• TASK TO CARRY OUT: Will you quote all of the entries, word for word?

Data records:
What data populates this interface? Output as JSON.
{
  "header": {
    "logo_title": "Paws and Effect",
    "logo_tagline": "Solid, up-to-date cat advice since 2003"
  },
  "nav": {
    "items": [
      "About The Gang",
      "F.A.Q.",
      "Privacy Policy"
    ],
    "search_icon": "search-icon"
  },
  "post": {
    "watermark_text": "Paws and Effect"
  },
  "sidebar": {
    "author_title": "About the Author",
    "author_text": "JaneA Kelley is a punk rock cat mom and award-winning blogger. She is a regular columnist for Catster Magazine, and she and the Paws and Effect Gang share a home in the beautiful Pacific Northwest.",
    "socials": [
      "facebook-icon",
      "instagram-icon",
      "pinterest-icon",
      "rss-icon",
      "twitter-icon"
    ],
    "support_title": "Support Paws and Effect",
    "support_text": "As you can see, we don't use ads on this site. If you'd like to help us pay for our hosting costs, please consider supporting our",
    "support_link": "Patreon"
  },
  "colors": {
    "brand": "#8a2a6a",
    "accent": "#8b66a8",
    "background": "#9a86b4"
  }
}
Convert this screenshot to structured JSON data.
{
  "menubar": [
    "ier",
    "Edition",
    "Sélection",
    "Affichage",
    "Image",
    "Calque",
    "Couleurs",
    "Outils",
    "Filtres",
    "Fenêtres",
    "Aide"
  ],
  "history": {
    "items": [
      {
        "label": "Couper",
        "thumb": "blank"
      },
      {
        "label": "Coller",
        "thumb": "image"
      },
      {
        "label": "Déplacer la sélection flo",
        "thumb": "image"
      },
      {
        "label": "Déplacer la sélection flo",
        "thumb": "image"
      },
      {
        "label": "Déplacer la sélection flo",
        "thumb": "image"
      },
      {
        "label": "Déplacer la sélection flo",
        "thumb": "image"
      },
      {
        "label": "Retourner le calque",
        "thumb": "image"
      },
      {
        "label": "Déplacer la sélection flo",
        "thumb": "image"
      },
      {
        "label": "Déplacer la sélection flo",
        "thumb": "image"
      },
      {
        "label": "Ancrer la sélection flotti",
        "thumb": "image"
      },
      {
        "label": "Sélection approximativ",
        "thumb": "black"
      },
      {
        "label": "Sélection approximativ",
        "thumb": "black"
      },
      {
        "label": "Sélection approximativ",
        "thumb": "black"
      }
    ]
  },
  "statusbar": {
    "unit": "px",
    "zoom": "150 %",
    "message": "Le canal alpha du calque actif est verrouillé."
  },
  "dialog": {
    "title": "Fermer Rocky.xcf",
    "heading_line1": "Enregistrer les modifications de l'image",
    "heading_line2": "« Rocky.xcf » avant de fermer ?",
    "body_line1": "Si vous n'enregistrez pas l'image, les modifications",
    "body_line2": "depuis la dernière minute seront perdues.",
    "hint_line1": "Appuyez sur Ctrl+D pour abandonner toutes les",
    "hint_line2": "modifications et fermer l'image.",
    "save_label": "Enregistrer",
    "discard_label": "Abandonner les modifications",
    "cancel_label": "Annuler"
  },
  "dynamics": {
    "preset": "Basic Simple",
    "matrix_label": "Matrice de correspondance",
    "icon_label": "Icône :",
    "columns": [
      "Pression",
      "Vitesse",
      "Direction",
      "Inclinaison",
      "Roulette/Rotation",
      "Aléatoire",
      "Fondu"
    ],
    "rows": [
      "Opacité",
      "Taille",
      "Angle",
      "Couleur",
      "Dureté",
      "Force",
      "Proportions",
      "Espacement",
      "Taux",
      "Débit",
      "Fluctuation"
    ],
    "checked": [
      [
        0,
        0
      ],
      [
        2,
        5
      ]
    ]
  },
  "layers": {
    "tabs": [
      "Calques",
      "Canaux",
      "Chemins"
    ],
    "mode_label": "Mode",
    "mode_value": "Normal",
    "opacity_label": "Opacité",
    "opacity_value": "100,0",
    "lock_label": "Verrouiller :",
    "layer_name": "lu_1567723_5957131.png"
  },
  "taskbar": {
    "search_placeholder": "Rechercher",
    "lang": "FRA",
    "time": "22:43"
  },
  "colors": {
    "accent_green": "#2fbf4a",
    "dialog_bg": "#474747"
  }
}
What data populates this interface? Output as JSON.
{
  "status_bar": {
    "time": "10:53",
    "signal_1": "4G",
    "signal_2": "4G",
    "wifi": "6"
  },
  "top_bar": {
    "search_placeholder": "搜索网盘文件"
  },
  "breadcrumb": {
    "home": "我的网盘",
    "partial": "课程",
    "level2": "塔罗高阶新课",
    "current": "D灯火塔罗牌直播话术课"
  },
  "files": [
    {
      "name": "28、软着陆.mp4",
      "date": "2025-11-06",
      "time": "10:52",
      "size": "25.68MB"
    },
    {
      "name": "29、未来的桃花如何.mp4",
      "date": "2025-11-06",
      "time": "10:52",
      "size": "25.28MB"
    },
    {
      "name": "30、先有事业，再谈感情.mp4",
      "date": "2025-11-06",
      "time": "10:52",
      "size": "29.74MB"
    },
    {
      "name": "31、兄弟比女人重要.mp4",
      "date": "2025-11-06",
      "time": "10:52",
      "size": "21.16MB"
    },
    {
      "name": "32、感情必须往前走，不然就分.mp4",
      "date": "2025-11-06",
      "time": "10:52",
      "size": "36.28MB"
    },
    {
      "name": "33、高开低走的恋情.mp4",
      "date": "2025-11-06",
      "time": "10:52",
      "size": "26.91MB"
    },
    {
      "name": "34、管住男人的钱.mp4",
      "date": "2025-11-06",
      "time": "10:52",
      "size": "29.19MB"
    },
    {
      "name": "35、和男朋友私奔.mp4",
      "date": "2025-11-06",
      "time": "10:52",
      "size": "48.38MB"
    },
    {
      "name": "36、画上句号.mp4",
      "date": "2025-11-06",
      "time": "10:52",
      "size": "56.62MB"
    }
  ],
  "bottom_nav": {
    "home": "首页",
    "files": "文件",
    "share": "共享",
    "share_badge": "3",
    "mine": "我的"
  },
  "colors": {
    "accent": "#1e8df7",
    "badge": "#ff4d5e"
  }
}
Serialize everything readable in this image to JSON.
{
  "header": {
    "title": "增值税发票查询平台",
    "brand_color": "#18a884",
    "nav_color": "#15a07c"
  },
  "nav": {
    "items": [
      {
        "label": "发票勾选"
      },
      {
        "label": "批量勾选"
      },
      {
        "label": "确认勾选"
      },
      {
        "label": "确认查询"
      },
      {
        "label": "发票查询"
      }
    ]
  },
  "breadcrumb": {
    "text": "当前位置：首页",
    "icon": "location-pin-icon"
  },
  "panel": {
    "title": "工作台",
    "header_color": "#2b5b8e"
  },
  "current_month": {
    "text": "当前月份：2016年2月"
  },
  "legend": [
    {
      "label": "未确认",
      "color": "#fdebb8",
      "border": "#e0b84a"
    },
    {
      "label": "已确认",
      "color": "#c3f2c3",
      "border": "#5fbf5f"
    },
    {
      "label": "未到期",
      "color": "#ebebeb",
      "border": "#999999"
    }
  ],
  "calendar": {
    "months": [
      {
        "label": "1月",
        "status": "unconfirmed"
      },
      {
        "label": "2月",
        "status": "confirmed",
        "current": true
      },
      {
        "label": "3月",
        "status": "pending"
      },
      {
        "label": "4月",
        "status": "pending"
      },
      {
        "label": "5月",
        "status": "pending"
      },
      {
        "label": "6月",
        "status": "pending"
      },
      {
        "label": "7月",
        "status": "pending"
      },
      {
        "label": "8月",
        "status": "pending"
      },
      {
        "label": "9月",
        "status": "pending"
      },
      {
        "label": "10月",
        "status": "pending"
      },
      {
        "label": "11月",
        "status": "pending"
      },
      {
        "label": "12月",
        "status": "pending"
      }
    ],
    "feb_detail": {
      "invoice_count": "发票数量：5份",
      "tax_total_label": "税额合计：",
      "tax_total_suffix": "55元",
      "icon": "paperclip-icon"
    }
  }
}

• TASK RESULT:
What data populates this interface? Output as JSON.
{
  "header": {
    "logo_title": "Paws and Effect",
    "logo_tagline": "Solid, up-to-date cat advice since 2003"
  },
  "nav": {
    "items": [
      "About The Gang",
      "F.A.Q.",
      "Privacy Policy"
    ],
    "search_icon": "search-icon"
  },
  "post": {
    "watermark_text": "Paws and Effect"
  },
  "sidebar": {
    "author_title": "About the Author",
    "author_text": "JaneA Kelley is a punk rock cat mom and award-winning blogger. She is a regular columnist for Catster Magazine, and she and the Paws and Effect Gang share a home in the beautiful Pacific Northwest.",
    "socials": [
      "facebook-icon",
      "instagram-icon",
      "pinterest-icon",
      "rss-icon",
      "twitter-icon"
    ],
    "support_title": "Support Paws and Effect",
    "support_text": "As you can see, we don't use ads on this site. If you'd like to help us pay for our hosting costs, please consider supporting our",
    "support_link": "Patreon"
  },
  "colors": {
    "brand": "#8a2a6a",
    "accent": "#8b66a8",
    "background": "#9a86b4"
  }
}
Convert this screenshot to structured JSON data.
{
  "menubar": [
    "ier",
    "Edition",
    "Sélection",
    "Affichage",
    "Image",
    "Calque",
    "Couleurs",
    "Outils",
    "Filtres",
    "Fenêtres",
    "Aide"
  ],
  "history": {
    "items": [
      {
        "label": "Couper",
        "thumb": "blank"
      },
      {
        "label": "Coller",
        "thumb": "image"
      },
      {
        "label": "Déplacer la sélection flo",
        "thumb": "image"
      },
      {
        "label": "Déplacer la sélection flo",
        "thumb": "image"
      },
      {
        "label": "Déplacer la sélection flo",
        "thumb": "image"
      },
      {
        "label": "Déplacer la sélection flo",
        "thumb": "image"
      },
      {
        "label": "Retourner le calque",
        "thumb": "image"
      },
      {
        "label": "Déplacer la sélection flo",
        "thumb": "image"
      },
      {
        "label": "Déplacer la sélection flo",
        "thumb": "image"
      },
      {
        "label": "Ancrer la sélection flotti",
        "thumb": "image"
      },
      {
        "label": "Sélection approximativ",
        "thumb": "black"
      },
      {
        "label": "Sélection approximativ",
        "thumb": "black"
      },
      {
        "label": "Sélection approximativ",
        "thumb": "black"
      }
    ]
  },
  "statusbar": {
    "unit": "px",
    "zoom": "150 %",
    "message": "Le canal alpha du calque actif est verrouillé."
  },
  "dialog": {
    "title": "Fermer Rocky.xcf",
    "heading_line1": "Enregistrer les modifications de l'image",
    "heading_line2": "« Rocky.xcf » avant de fermer ?",
    "body_line1": "Si vous n'enregistrez pas l'image, les modifications",
    "body_line2": "depuis la dernière minute seront perdues.",
    "hint_line1": "Appuyez sur Ctrl+D pour abandonner toutes les",
    "hint_line2": "modifications et fermer l'image.",
    "save_label": "Enregistrer",
    "discard_label": "Abandonner les modifications",
    "cancel_label": "Annuler"
  },
  "dynamics": {
    "preset": "Basic Simple",
    "matrix_label": "Matrice de correspondance",
    "icon_label": "Icône :",
    "columns": [
      "Pression",
      "Vitesse",
      "Direction",
      "Inclinaison",
      "Roulette/Rotation",
      "Aléatoire",
      "Fondu"
    ],
    "rows": [
      "Opacité",
      "Taille",
      "Angle",
      "Couleur",
      "Dureté",
      "Force",
      "Proportions",
      "Espacement",
      "Taux",
      "Débit",
      "Fluctuation"
    ],
    "checked": [
      [
        0,
        0
      ],
      [
        2,
        5
      ]
    ]
  },
  "layers": {
    "tabs": [
      "Calques",
      "Canaux",
      "Chemins"
    ],
    "mode_label": "Mode",
    "mode_value": "Normal",
    "opacity_label": "Opacité",
    "opacity_value": "100,0",
    "lock_label": "Verrouiller :",
    "layer_name": "lu_1567723_5957131.png"
  },
  "taskbar": {
    "search_placeholder": "Rechercher",
    "lang": "FRA",
    "time": "22:43"
  },
  "colors": {
    "accent_green": "#2fbf4a",
    "dialog_bg": "#474747"
  }
}
What data populates this interface? Output as JSON.
{
  "status_bar": {
    "time": "10:53",
    "signal_1": "4G",
    "signal_2": "4G",
    "wifi": "6"
  },
  "top_bar": {
    "search_placeholder": "搜索网盘文件"
  },
  "breadcrumb": {
    "home": "我的网盘",
    "partial": "课程",
    "level2": "塔罗高阶新课",
    "current": "D灯火塔罗牌直播话术课"
  },
  "files": [
    {
      "name": "28、软着陆.mp4",
      "date": "2025-11-06",
      "time": "10:52",
      "size": "25.68MB"
    },
    {
      "name": "29、未来的桃花如何.mp4",
      "date": "2025-11-06",
      "time": "10:52",
      "size": "25.28MB"
    },
    {
      "name": "30、先有事业，再谈感情.mp4",
      "date": "2025-11-06",
      "time": "10:52",
      "size": "29.74MB"
    },
    {
      "name": "31、兄弟比女人重要.mp4",
      "date": "2025-11-06",
      "time": "10:52",
      "size": "21.16MB"
    },
    {
      "name": "32、感情必须往前走，不然就分.mp4",
      "date": "2025-11-06",
      "time": "10:52",
      "size": "36.28MB"
    },
    {
      "name": "33、高开低走的恋情.mp4",
      "date": "2025-11-06",
      "time": "10:52",
      "size": "26.91MB"
    },
    {
      "name": "34、管住男人的钱.mp4",
      "date": "2025-11-06",
      "time": "10:52",
      "size": "29.19MB"
    },
    {
      "name": "35、和男朋友私奔.mp4",
      "date": "2025-11-06",
      "time": "10:52",
      "size": "48.38MB"
    },
    {
      "name": "36、画上句号.mp4",
      "date": "2025-11-06",
      "time": "10:52",
      "size": "56.62MB"
    }
  ],
  "bottom_nav": {
    "home": "首页",
    "files": "文件",
    "share": "共享",
    "share_badge": "3",
    "mine": "我的"
  },
  "colors": {
    "accent": "#1e8df7",
    "badge": "#ff4d5e"
  }
}
Serialize everything readable in this image to JSON.
{
  "header": {
    "title": "增值税发票查询平台",
    "brand_color": "#18a884",
    "nav_color": "#15a07c"
  },
  "nav": {
    "items": [
      {
        "label": "发票勾选"
      },
      {
        "label": "批量勾选"
      },
      {
        "label": "确认勾选"
      },
      {
        "label": "确认查询"
      },
      {
        "label": "发票查询"
      }
    ]
  },
  "breadcrumb": {
    "text": "当前位置：首页",
    "icon": "location-pin-icon"
  },
  "panel": {
    "title": "工作台",
    "header_color": "#2b5b8e"
  },
  "current_month": {
    "text": "当前月份：2016年2月"
  },
  "legend": [
    {
      "label": "未确认",
      "color": "#fdebb8",
      "border": "#e0b84a"
    },
    {
      "label": "已确认",
      "color": "#c3f2c3",
      "border": "#5fbf5f"
    },
    {
      "label": "未到期",
      "color": "#ebebeb",
      "border": "#999999"
    }
  ],
  "calendar": {
    "months": [
      {
        "label": "1月",
        "status": "unconfirmed"
      },
      {
        "label": "2月",
        "status": "confirmed",
        "current": true
      },
      {
        "label": "3月",
        "status": "pending"
      },
      {
        "label": "4月",
        "status": "pending"
      },
      {
        "label": "5月",
        "status": "pending"
      },
      {
        "label": "6月",
        "status": "pending"
      },
      {
        "label": "7月",
        "status": "pending"
      },
      {
        "label": "8月",
        "status": "pending"
      },
      {
        "label": "9月",
        "status": "pending"
      },
      {
        "label": "10月",
        "status": "pending"
      },
      {
        "label": "11月",
        "status": "pending"
      },
      {
        "label": "12月",
        "status": "pending"
      }
    ],
    "feb_detail": {
      "invoice_count": "发票数量：5份",
      "tax_total_label": "税额合计：",
      "tax_total_suffix": "55元",
      "icon": "paperclip-icon"
    }
  }
}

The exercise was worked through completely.